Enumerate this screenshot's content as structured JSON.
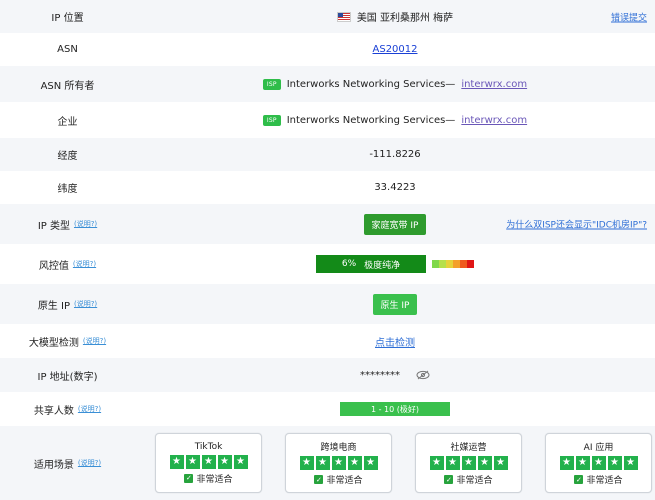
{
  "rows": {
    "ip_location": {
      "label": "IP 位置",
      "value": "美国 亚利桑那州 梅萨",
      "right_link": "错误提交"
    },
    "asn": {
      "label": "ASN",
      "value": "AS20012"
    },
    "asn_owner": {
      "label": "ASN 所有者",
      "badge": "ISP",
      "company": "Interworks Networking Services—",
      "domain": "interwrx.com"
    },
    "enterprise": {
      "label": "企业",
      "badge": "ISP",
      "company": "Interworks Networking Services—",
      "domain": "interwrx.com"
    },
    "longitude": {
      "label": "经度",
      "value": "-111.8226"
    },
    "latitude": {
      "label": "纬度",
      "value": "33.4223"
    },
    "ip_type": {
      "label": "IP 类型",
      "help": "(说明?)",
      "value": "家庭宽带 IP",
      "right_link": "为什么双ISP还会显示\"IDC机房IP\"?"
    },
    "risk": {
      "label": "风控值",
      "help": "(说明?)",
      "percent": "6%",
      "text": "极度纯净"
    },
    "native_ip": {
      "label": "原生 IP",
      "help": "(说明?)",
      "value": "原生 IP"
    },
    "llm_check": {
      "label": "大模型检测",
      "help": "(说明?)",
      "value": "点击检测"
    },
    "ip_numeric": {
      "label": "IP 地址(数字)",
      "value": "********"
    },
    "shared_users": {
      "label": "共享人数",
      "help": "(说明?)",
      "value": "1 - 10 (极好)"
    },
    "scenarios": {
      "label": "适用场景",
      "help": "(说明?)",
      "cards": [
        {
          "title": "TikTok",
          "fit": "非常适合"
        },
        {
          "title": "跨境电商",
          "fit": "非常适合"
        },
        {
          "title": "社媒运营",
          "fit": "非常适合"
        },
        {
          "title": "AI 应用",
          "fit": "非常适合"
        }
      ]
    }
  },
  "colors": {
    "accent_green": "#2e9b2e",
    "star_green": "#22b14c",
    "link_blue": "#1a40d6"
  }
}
== == ==
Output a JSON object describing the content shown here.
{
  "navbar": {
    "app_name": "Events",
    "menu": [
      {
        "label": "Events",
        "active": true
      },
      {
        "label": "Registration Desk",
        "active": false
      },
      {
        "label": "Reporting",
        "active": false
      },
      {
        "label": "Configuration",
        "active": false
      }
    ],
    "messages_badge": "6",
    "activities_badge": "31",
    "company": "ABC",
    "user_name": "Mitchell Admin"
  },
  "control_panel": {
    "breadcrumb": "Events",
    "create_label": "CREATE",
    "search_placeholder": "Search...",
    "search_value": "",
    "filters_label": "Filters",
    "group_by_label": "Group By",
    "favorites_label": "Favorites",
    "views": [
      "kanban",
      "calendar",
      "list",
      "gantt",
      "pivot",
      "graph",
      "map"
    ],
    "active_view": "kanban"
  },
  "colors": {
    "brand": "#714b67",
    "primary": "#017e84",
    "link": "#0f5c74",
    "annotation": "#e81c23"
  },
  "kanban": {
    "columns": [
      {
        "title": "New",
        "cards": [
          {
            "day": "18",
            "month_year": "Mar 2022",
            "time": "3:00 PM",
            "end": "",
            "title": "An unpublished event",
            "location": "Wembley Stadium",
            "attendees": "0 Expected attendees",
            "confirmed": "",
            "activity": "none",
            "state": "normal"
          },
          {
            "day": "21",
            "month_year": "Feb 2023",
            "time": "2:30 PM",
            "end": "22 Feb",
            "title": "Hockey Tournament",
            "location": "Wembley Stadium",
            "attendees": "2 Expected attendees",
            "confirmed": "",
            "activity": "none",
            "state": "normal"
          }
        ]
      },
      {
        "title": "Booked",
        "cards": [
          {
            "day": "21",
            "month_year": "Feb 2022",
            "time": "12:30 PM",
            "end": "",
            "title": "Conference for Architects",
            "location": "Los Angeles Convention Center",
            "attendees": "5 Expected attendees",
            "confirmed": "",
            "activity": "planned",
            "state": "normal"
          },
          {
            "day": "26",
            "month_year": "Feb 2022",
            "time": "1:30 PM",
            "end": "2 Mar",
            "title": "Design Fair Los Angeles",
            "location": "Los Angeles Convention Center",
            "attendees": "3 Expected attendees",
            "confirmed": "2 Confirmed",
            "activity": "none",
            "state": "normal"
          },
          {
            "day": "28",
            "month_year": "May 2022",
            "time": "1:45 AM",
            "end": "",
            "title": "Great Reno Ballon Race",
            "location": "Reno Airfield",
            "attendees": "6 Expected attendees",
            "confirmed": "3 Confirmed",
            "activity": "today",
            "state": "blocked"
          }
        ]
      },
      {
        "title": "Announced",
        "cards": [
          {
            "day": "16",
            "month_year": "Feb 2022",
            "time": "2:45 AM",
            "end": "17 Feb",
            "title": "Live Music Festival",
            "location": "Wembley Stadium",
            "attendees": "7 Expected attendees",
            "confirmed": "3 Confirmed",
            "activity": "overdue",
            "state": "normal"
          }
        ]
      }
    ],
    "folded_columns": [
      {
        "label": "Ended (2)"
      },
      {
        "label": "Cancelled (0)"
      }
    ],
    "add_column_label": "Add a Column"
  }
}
== == ==
GOAL - How many lines in the listing contain "content"? Answer with the number alone.

ANSWER - 2